• _TASK REQUIREMENTS_
Will you write out the data exactly, excluding every picture?

• _INPUT RECORDS_
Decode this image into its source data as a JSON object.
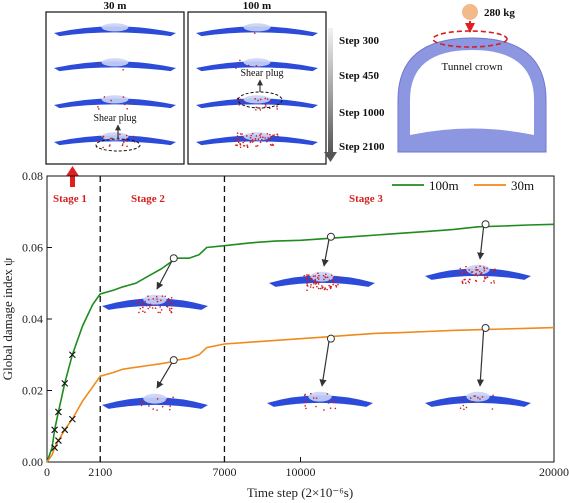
{
  "top_figure": {
    "panel_titles": [
      "30 m",
      "100 m"
    ],
    "steps": [
      "Step 300",
      "Step 450",
      "Step 1000",
      "Step 2100"
    ],
    "shear_plug_label": "Shear plug",
    "mass_label": "280 kg",
    "tunnel_label": "Tunnel crown"
  },
  "chart_data": {
    "type": "line",
    "xlabel": "Time step (2×10⁻⁶s)",
    "ylabel": "Global damage index ψ",
    "xlim": [
      0,
      20000
    ],
    "ylim": [
      0,
      0.08
    ],
    "xticks": [
      0,
      2100,
      7000,
      10000,
      20000
    ],
    "xtick_labels": [
      "0",
      "2100",
      "7000",
      "10000",
      "20000"
    ],
    "yticks": [
      0.0,
      0.02,
      0.04,
      0.06,
      0.08
    ],
    "ytick_labels": [
      "0.00",
      "0.02",
      "0.04",
      "0.06",
      "0.08"
    ],
    "stage_boundaries": [
      2100,
      7000
    ],
    "stages": [
      "Stage 1",
      "Stage 2",
      "Stage 3"
    ],
    "legend_position": "top-right",
    "series": [
      {
        "name": "100m",
        "color": "#1e8c1e",
        "x": [
          0,
          200,
          300,
          450,
          700,
          1000,
          1400,
          1800,
          2100,
          2600,
          3000,
          3500,
          4000,
          4500,
          4900,
          5100,
          5600,
          6000,
          6300,
          7000,
          8000,
          9000,
          10000,
          11000,
          12000,
          13000,
          14000,
          15000,
          16000,
          17000,
          18000,
          19000,
          20000
        ],
        "y": [
          0.0,
          0.004,
          0.009,
          0.014,
          0.022,
          0.03,
          0.038,
          0.044,
          0.047,
          0.048,
          0.049,
          0.05,
          0.052,
          0.054,
          0.056,
          0.057,
          0.057,
          0.058,
          0.06,
          0.0605,
          0.0613,
          0.0618,
          0.062,
          0.0625,
          0.063,
          0.0635,
          0.064,
          0.0645,
          0.065,
          0.0658,
          0.066,
          0.0663,
          0.0665
        ],
        "markers_x": [
          300,
          450,
          700,
          1000
        ]
      },
      {
        "name": "30m",
        "color": "#f08a1c",
        "x": [
          0,
          200,
          300,
          450,
          700,
          1000,
          1400,
          1800,
          2100,
          2600,
          3000,
          3500,
          4000,
          4500,
          4900,
          5100,
          5600,
          6000,
          6300,
          7000,
          8000,
          9000,
          10000,
          11000,
          12000,
          13000,
          14000,
          15000,
          16000,
          17000,
          18000,
          19000,
          20000
        ],
        "y": [
          0.0,
          0.002,
          0.004,
          0.006,
          0.009,
          0.012,
          0.017,
          0.021,
          0.024,
          0.025,
          0.026,
          0.0265,
          0.027,
          0.0275,
          0.028,
          0.0285,
          0.029,
          0.03,
          0.032,
          0.033,
          0.0335,
          0.034,
          0.0345,
          0.035,
          0.0355,
          0.036,
          0.0362,
          0.0365,
          0.0368,
          0.037,
          0.0372,
          0.0374,
          0.0376
        ],
        "markers_x": [
          300,
          450,
          700,
          1000
        ]
      }
    ],
    "callouts": [
      {
        "series": "100m",
        "x": 5000,
        "y": 0.057
      },
      {
        "series": "100m",
        "x": 11200,
        "y": 0.063
      },
      {
        "series": "100m",
        "x": 17300,
        "y": 0.0665
      },
      {
        "series": "30m",
        "x": 5000,
        "y": 0.0285
      },
      {
        "series": "30m",
        "x": 11200,
        "y": 0.0345
      },
      {
        "series": "30m",
        "x": 17300,
        "y": 0.0375
      }
    ]
  },
  "colors": {
    "tunnel_blue": "#2b4bd8",
    "damage_red": "#d11a1a",
    "stage_red": "#d62020",
    "lining_light": "#8d96e0"
  }
}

• _EXPECTED ANSWER_
Decode this image into its source data as a JSON object.
{
  "top_figure": {
    "panel_titles": [
      "30 m",
      "100 m"
    ],
    "steps": [
      "Step 300",
      "Step 450",
      "Step 1000",
      "Step 2100"
    ],
    "shear_plug_label": "Shear plug",
    "mass_label": "280 kg",
    "tunnel_label": "Tunnel crown"
  },
  "chart_data": {
    "type": "line",
    "xlabel": "Time step (2×10⁻⁶s)",
    "ylabel": "Global damage index ψ",
    "xlim": [
      0,
      20000
    ],
    "ylim": [
      0,
      0.08
    ],
    "xticks": [
      0,
      2100,
      7000,
      10000,
      20000
    ],
    "xtick_labels": [
      "0",
      "2100",
      "7000",
      "10000",
      "20000"
    ],
    "yticks": [
      0.0,
      0.02,
      0.04,
      0.06,
      0.08
    ],
    "ytick_labels": [
      "0.00",
      "0.02",
      "0.04",
      "0.06",
      "0.08"
    ],
    "stage_boundaries": [
      2100,
      7000
    ],
    "stages": [
      "Stage 1",
      "Stage 2",
      "Stage 3"
    ],
    "legend_position": "top-right",
    "series": [
      {
        "name": "100m",
        "color": "#1e8c1e",
        "x": [
          0,
          200,
          300,
          450,
          700,
          1000,
          1400,
          1800,
          2100,
          2600,
          3000,
          3500,
          4000,
          4500,
          4900,
          5100,
          5600,
          6000,
          6300,
          7000,
          8000,
          9000,
          10000,
          11000,
          12000,
          13000,
          14000,
          15000,
          16000,
          17000,
          18000,
          19000,
          20000
        ],
        "y": [
          0.0,
          0.004,
          0.009,
          0.014,
          0.022,
          0.03,
          0.038,
          0.044,
          0.047,
          0.048,
          0.049,
          0.05,
          0.052,
          0.054,
          0.056,
          0.057,
          0.057,
          0.058,
          0.06,
          0.0605,
          0.0613,
          0.0618,
          0.062,
          0.0625,
          0.063,
          0.0635,
          0.064,
          0.0645,
          0.065,
          0.0658,
          0.066,
          0.0663,
          0.0665
        ],
        "markers_x": [
          300,
          450,
          700,
          1000
        ]
      },
      {
        "name": "30m",
        "color": "#f08a1c",
        "x": [
          0,
          200,
          300,
          450,
          700,
          1000,
          1400,
          1800,
          2100,
          2600,
          3000,
          3500,
          4000,
          4500,
          4900,
          5100,
          5600,
          6000,
          6300,
          7000,
          8000,
          9000,
          10000,
          11000,
          12000,
          13000,
          14000,
          15000,
          16000,
          17000,
          18000,
          19000,
          20000
        ],
        "y": [
          0.0,
          0.002,
          0.004,
          0.006,
          0.009,
          0.012,
          0.017,
          0.021,
          0.024,
          0.025,
          0.026,
          0.0265,
          0.027,
          0.0275,
          0.028,
          0.0285,
          0.029,
          0.03,
          0.032,
          0.033,
          0.0335,
          0.034,
          0.0345,
          0.035,
          0.0355,
          0.036,
          0.0362,
          0.0365,
          0.0368,
          0.037,
          0.0372,
          0.0374,
          0.0376
        ],
        "markers_x": [
          300,
          450,
          700,
          1000
        ]
      }
    ],
    "callouts": [
      {
        "series": "100m",
        "x": 5000,
        "y": 0.057
      },
      {
        "series": "100m",
        "x": 11200,
        "y": 0.063
      },
      {
        "series": "100m",
        "x": 17300,
        "y": 0.0665
      },
      {
        "series": "30m",
        "x": 5000,
        "y": 0.0285
      },
      {
        "series": "30m",
        "x": 11200,
        "y": 0.0345
      },
      {
        "series": "30m",
        "x": 17300,
        "y": 0.0375
      }
    ]
  },
  "colors": {
    "tunnel_blue": "#2b4bd8",
    "damage_red": "#d11a1a",
    "stage_red": "#d62020",
    "lining_light": "#8d96e0"
  }
}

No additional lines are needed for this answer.